# Start of Material provided
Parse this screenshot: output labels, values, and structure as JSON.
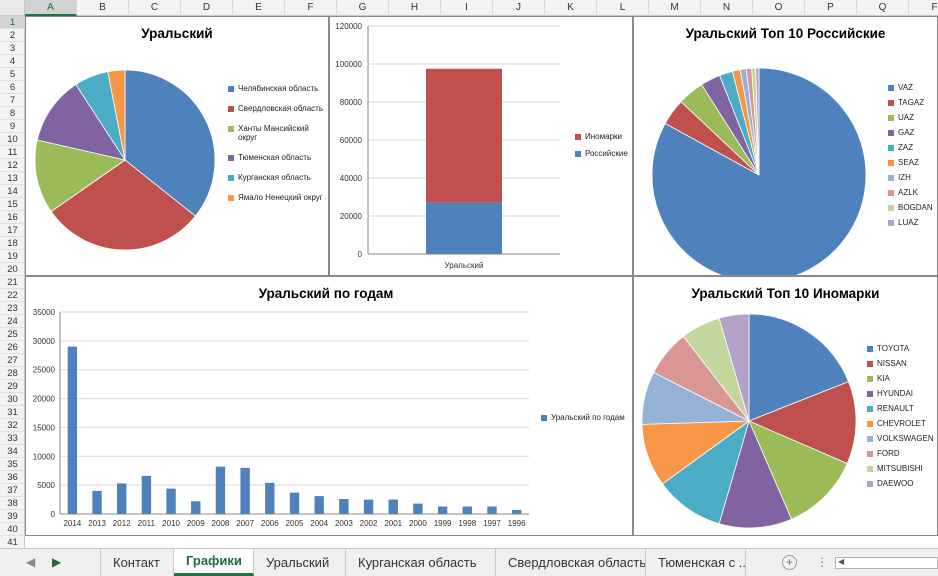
{
  "columns": [
    "A",
    "B",
    "C",
    "D",
    "E",
    "F",
    "G",
    "H",
    "I",
    "J",
    "K",
    "L",
    "M",
    "N",
    "O",
    "P",
    "Q",
    "F"
  ],
  "rows": [
    "1",
    "2",
    "3",
    "4",
    "5",
    "6",
    "7",
    "8",
    "9",
    "10",
    "11",
    "12",
    "13",
    "14",
    "15",
    "16",
    "17",
    "18",
    "19",
    "20",
    "21",
    "22",
    "23",
    "24",
    "25",
    "26",
    "27",
    "28",
    "29",
    "30",
    "31",
    "32",
    "33",
    "34",
    "35",
    "36",
    "37",
    "38",
    "39",
    "40",
    "41"
  ],
  "sheet_tabs": [
    "Контакт",
    "Графики",
    "Уральский",
    "Курганская область",
    "Свердловская область",
    "Тюменская с ..."
  ],
  "active_tab": "Графики",
  "nav": {
    "prev": "◀",
    "next": "▶",
    "add": "+",
    "more": "⋮",
    "scroll_left": "◀"
  },
  "chart_data": [
    {
      "id": "pie_regions",
      "type": "pie",
      "title": "Уральский",
      "labels": [
        "Челябинская область",
        "Свердловская область",
        "Ханты Мансийский округ",
        "Тюменская область",
        "Курганская область",
        "Ямало Ненецкий округ"
      ],
      "values": [
        35,
        29,
        13,
        12,
        6,
        3
      ],
      "colors": [
        "#4f81bd",
        "#c0504d",
        "#9bbb59",
        "#8064a2",
        "#4bacc6",
        "#f79646"
      ],
      "legend_position": "right"
    },
    {
      "id": "stacked_bar",
      "type": "bar",
      "title": "",
      "categories": [
        "Уральский"
      ],
      "series": [
        {
          "name": "Российские",
          "values": [
            27000
          ],
          "color": "#4f81bd"
        },
        {
          "name": "Иномарки",
          "values": [
            70500
          ],
          "color": "#c0504d"
        }
      ],
      "ylim": [
        0,
        120000
      ],
      "yticks": [
        0,
        20000,
        40000,
        60000,
        80000,
        100000,
        120000
      ],
      "stacked": true,
      "grid": true,
      "legend_position": "right"
    },
    {
      "id": "pie_russian",
      "type": "pie",
      "title": "Уральский Топ 10 Российские",
      "labels": [
        "VAZ",
        "TAGAZ",
        "UAZ",
        "GAZ",
        "ZAZ",
        "SEAZ",
        "IZH",
        "AZLK",
        "BOGDAN",
        "LUAZ"
      ],
      "values": [
        83,
        4,
        4,
        3,
        2,
        1.2,
        0.9,
        0.8,
        0.6,
        0.5
      ],
      "colors": [
        "#4f81bd",
        "#c0504d",
        "#9bbb59",
        "#8064a2",
        "#4bacc6",
        "#f79646",
        "#95b3d7",
        "#d99694",
        "#c3d69b",
        "#b3a2c7"
      ],
      "legend_position": "right"
    },
    {
      "id": "bar_years",
      "type": "bar",
      "title": "Уральский по годам",
      "categories": [
        "2014",
        "2013",
        "2012",
        "2011",
        "2010",
        "2009",
        "2008",
        "2007",
        "2006",
        "2005",
        "2004",
        "2003",
        "2002",
        "2001",
        "2000",
        "1999",
        "1998",
        "1997",
        "1996"
      ],
      "series": [
        {
          "name": "Уральский по годам",
          "values": [
            29000,
            4000,
            5300,
            6600,
            4400,
            2200,
            8200,
            8000,
            5400,
            3700,
            3100,
            2600,
            2500,
            2500,
            1800,
            1300,
            1300,
            1300,
            700
          ],
          "color": "#4f81bd"
        }
      ],
      "ylim": [
        0,
        35000
      ],
      "yticks": [
        0,
        5000,
        10000,
        15000,
        20000,
        25000,
        30000,
        35000
      ],
      "grid": true,
      "legend_position": "right"
    },
    {
      "id": "pie_foreign",
      "type": "pie",
      "title": "Уральский Топ 10 Иномарки",
      "labels": [
        "TOYOTA",
        "NISSAN",
        "KIA",
        "HYUNDAI",
        "RENAULT",
        "CHEVROLET",
        "VOLKSWAGEN",
        "FORD",
        "MITSUBISHI",
        "DAEWOO"
      ],
      "values": [
        19,
        12.5,
        12,
        11,
        10.5,
        9.5,
        8,
        7,
        6,
        4.5
      ],
      "colors": [
        "#4f81bd",
        "#c0504d",
        "#9bbb59",
        "#8064a2",
        "#4bacc6",
        "#f79646",
        "#95b3d7",
        "#d99694",
        "#c3d69b",
        "#b3a2c7"
      ],
      "legend_position": "right"
    }
  ]
}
# End of Material provided
Reproduce every record above exactly, but leave out the pictures.

Parse this screenshot: output labels, values, and structure as JSON.
{
  "columns": [
    "A",
    "B",
    "C",
    "D",
    "E",
    "F",
    "G",
    "H",
    "I",
    "J",
    "K",
    "L",
    "M",
    "N",
    "O",
    "P",
    "Q",
    "F"
  ],
  "rows": [
    "1",
    "2",
    "3",
    "4",
    "5",
    "6",
    "7",
    "8",
    "9",
    "10",
    "11",
    "12",
    "13",
    "14",
    "15",
    "16",
    "17",
    "18",
    "19",
    "20",
    "21",
    "22",
    "23",
    "24",
    "25",
    "26",
    "27",
    "28",
    "29",
    "30",
    "31",
    "32",
    "33",
    "34",
    "35",
    "36",
    "37",
    "38",
    "39",
    "40",
    "41"
  ],
  "sheet_tabs": [
    "Контакт",
    "Графики",
    "Уральский",
    "Курганская область",
    "Свердловская область",
    "Тюменская с ..."
  ],
  "active_tab": "Графики",
  "nav": {
    "prev": "◀",
    "next": "▶",
    "add": "+",
    "more": "⋮",
    "scroll_left": "◀"
  },
  "chart_data": [
    {
      "id": "pie_regions",
      "type": "pie",
      "title": "Уральский",
      "labels": [
        "Челябинская область",
        "Свердловская область",
        "Ханты Мансийский округ",
        "Тюменская область",
        "Курганская область",
        "Ямало Ненецкий округ"
      ],
      "values": [
        35,
        29,
        13,
        12,
        6,
        3
      ],
      "colors": [
        "#4f81bd",
        "#c0504d",
        "#9bbb59",
        "#8064a2",
        "#4bacc6",
        "#f79646"
      ],
      "legend_position": "right"
    },
    {
      "id": "stacked_bar",
      "type": "bar",
      "title": "",
      "categories": [
        "Уральский"
      ],
      "series": [
        {
          "name": "Российские",
          "values": [
            27000
          ],
          "color": "#4f81bd"
        },
        {
          "name": "Иномарки",
          "values": [
            70500
          ],
          "color": "#c0504d"
        }
      ],
      "ylim": [
        0,
        120000
      ],
      "yticks": [
        0,
        20000,
        40000,
        60000,
        80000,
        100000,
        120000
      ],
      "stacked": true,
      "grid": true,
      "legend_position": "right"
    },
    {
      "id": "pie_russian",
      "type": "pie",
      "title": "Уральский Топ 10 Российские",
      "labels": [
        "VAZ",
        "TAGAZ",
        "UAZ",
        "GAZ",
        "ZAZ",
        "SEAZ",
        "IZH",
        "AZLK",
        "BOGDAN",
        "LUAZ"
      ],
      "values": [
        83,
        4,
        4,
        3,
        2,
        1.2,
        0.9,
        0.8,
        0.6,
        0.5
      ],
      "colors": [
        "#4f81bd",
        "#c0504d",
        "#9bbb59",
        "#8064a2",
        "#4bacc6",
        "#f79646",
        "#95b3d7",
        "#d99694",
        "#c3d69b",
        "#b3a2c7"
      ],
      "legend_position": "right"
    },
    {
      "id": "bar_years",
      "type": "bar",
      "title": "Уральский по годам",
      "categories": [
        "2014",
        "2013",
        "2012",
        "2011",
        "2010",
        "2009",
        "2008",
        "2007",
        "2006",
        "2005",
        "2004",
        "2003",
        "2002",
        "2001",
        "2000",
        "1999",
        "1998",
        "1997",
        "1996"
      ],
      "series": [
        {
          "name": "Уральский по годам",
          "values": [
            29000,
            4000,
            5300,
            6600,
            4400,
            2200,
            8200,
            8000,
            5400,
            3700,
            3100,
            2600,
            2500,
            2500,
            1800,
            1300,
            1300,
            1300,
            700
          ],
          "color": "#4f81bd"
        }
      ],
      "ylim": [
        0,
        35000
      ],
      "yticks": [
        0,
        5000,
        10000,
        15000,
        20000,
        25000,
        30000,
        35000
      ],
      "grid": true,
      "legend_position": "right"
    },
    {
      "id": "pie_foreign",
      "type": "pie",
      "title": "Уральский Топ 10 Иномарки",
      "labels": [
        "TOYOTA",
        "NISSAN",
        "KIA",
        "HYUNDAI",
        "RENAULT",
        "CHEVROLET",
        "VOLKSWAGEN",
        "FORD",
        "MITSUBISHI",
        "DAEWOO"
      ],
      "values": [
        19,
        12.5,
        12,
        11,
        10.5,
        9.5,
        8,
        7,
        6,
        4.5
      ],
      "colors": [
        "#4f81bd",
        "#c0504d",
        "#9bbb59",
        "#8064a2",
        "#4bacc6",
        "#f79646",
        "#95b3d7",
        "#d99694",
        "#c3d69b",
        "#b3a2c7"
      ],
      "legend_position": "right"
    }
  ]
}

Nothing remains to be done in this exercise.